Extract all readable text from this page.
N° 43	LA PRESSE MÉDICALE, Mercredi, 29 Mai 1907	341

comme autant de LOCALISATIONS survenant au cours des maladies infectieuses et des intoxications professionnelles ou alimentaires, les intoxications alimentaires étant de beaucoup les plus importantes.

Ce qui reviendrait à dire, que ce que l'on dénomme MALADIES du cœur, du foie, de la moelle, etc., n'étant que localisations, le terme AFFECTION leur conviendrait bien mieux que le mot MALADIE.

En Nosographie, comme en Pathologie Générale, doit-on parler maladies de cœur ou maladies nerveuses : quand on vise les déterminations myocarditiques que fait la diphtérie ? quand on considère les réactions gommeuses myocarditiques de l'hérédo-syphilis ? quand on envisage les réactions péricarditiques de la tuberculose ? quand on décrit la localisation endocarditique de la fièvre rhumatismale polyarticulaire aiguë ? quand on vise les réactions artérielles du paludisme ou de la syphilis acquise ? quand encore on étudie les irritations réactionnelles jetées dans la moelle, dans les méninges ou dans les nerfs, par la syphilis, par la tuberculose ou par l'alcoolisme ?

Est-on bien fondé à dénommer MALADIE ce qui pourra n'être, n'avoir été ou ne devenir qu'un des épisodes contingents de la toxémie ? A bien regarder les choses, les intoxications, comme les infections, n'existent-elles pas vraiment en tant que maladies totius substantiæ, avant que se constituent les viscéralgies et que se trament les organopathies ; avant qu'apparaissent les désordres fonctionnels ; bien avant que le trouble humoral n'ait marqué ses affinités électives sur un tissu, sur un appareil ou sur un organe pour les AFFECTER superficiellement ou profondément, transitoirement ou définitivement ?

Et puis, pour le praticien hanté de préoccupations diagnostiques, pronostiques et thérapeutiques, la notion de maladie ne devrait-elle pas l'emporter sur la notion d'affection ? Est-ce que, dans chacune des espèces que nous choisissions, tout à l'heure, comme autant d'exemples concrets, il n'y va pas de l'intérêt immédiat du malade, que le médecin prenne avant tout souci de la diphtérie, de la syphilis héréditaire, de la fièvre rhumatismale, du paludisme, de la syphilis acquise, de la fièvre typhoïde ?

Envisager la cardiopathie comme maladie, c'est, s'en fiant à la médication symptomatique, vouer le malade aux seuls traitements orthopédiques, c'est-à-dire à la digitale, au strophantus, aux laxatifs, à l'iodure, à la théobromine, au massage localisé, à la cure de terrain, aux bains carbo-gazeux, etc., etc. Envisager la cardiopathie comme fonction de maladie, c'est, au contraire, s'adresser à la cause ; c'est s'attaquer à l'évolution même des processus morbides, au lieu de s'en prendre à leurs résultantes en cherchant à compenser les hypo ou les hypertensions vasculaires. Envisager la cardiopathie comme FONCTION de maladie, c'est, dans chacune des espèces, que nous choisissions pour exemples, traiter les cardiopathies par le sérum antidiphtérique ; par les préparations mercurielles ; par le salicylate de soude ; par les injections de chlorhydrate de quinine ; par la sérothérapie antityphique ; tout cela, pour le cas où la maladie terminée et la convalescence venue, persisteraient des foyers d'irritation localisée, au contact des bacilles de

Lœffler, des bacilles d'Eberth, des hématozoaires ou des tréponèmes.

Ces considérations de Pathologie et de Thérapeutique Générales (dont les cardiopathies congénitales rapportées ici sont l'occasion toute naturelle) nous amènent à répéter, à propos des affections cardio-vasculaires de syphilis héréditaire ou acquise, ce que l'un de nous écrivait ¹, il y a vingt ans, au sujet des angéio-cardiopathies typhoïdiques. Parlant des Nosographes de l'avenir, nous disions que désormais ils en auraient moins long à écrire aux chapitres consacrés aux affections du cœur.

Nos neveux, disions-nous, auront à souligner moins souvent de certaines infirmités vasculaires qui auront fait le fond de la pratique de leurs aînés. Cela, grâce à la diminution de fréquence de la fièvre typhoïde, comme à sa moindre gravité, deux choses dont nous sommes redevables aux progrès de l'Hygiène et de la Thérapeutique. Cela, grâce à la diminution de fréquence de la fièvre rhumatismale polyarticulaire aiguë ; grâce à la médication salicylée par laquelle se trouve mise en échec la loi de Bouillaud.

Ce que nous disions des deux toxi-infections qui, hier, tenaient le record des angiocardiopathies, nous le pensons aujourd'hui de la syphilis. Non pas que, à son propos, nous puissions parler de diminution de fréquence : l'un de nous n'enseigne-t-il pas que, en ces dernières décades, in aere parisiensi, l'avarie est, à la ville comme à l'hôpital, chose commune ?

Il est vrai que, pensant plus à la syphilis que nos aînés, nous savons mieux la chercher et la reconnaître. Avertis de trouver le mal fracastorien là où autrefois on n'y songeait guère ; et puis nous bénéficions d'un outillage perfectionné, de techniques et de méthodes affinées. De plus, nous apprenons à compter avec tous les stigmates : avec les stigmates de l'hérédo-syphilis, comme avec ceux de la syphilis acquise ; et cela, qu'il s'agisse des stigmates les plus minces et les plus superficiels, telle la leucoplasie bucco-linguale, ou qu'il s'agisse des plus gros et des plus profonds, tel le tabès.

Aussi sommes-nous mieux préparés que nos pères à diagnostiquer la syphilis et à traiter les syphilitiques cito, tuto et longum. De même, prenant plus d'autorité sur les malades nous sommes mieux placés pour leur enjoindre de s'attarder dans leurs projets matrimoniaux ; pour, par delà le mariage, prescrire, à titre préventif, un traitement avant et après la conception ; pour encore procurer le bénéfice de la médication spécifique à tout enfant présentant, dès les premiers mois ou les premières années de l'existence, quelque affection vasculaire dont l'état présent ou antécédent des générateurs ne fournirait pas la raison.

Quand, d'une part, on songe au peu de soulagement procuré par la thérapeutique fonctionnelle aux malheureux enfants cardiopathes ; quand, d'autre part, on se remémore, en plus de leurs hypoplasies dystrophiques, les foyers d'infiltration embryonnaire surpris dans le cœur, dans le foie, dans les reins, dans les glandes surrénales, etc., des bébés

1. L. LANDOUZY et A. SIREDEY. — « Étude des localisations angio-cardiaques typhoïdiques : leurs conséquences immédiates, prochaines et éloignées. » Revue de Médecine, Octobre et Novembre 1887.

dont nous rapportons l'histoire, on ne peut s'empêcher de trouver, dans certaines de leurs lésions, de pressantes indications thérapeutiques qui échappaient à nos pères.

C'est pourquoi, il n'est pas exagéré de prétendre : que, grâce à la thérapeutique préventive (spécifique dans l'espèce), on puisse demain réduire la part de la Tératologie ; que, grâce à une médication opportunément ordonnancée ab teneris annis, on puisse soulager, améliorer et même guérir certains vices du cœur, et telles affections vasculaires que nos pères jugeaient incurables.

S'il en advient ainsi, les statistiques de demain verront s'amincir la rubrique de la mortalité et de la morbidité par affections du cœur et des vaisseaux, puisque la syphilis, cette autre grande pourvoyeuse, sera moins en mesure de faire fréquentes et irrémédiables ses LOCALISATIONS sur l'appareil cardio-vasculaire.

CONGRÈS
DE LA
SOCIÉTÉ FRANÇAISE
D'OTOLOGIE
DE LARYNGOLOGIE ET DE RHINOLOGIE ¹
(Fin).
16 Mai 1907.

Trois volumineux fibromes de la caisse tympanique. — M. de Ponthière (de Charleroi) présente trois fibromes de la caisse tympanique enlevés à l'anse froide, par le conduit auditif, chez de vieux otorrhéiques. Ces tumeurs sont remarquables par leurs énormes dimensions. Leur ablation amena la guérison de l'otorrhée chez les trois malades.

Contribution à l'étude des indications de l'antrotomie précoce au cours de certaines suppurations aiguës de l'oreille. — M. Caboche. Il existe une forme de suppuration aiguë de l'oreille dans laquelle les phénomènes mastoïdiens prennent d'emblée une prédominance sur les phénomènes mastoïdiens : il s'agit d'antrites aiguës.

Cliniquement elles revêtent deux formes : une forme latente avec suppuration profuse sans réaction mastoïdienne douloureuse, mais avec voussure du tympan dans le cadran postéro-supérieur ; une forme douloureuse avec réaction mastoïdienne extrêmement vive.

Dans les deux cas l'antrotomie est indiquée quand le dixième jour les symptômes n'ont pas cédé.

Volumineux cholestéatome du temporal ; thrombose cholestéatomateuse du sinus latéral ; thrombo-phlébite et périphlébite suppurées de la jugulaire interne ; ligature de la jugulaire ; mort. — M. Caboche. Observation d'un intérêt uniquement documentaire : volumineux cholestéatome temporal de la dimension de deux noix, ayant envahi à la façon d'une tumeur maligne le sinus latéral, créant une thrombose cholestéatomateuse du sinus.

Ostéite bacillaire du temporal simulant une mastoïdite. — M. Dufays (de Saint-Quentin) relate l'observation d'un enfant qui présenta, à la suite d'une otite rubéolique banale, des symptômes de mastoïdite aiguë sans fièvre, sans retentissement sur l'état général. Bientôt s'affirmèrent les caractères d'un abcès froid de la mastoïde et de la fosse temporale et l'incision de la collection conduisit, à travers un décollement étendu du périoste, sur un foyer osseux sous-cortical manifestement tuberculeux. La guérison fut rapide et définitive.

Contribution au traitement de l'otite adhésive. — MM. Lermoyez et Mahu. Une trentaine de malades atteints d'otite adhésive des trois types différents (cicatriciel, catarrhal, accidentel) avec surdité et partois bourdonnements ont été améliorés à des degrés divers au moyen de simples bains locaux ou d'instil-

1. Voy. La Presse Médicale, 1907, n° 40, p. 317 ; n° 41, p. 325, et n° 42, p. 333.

§

TASK DETAILS: Single out each line of the records above with the string "intérêt" in it, and copy it.

SOLUTION FOR THIS EXERCISE:
Et puis, pour le praticien hanté de préoccupations diagnostiques, pronostiques et thérapeutiques, la notion de maladie ne devrait-elle pas l'emporter sur la notion d'affection ? Est-ce que, dans chacune des espèces que nous choisissions, tout à l'heure, comme autant d'exemples concrets, il n'y va pas de l'intérêt immédiat du malade, que le médecin prenne avant tout souci de la diphtérie, de la syphilis héréditaire, de la fièvre rhumatismale, du paludisme, de la syphilis acquise, de la fièvre typhoïde ?
Volumineux cholestéatome du temporal ; thrombose cholestéatomateuse du sinus latéral ; thrombo-phlébite et périphlébite suppurées de la jugulaire interne ; ligature de la jugulaire ; mort. — M. Caboche. Observation d'un intérêt uniquement documentaire : volumineux cholestéatome temporal de la dimension de deux noix, ayant envahi à la façon d'une tumeur maligne le sinus latéral, créant une thrombose cholestéatomateuse du sinus.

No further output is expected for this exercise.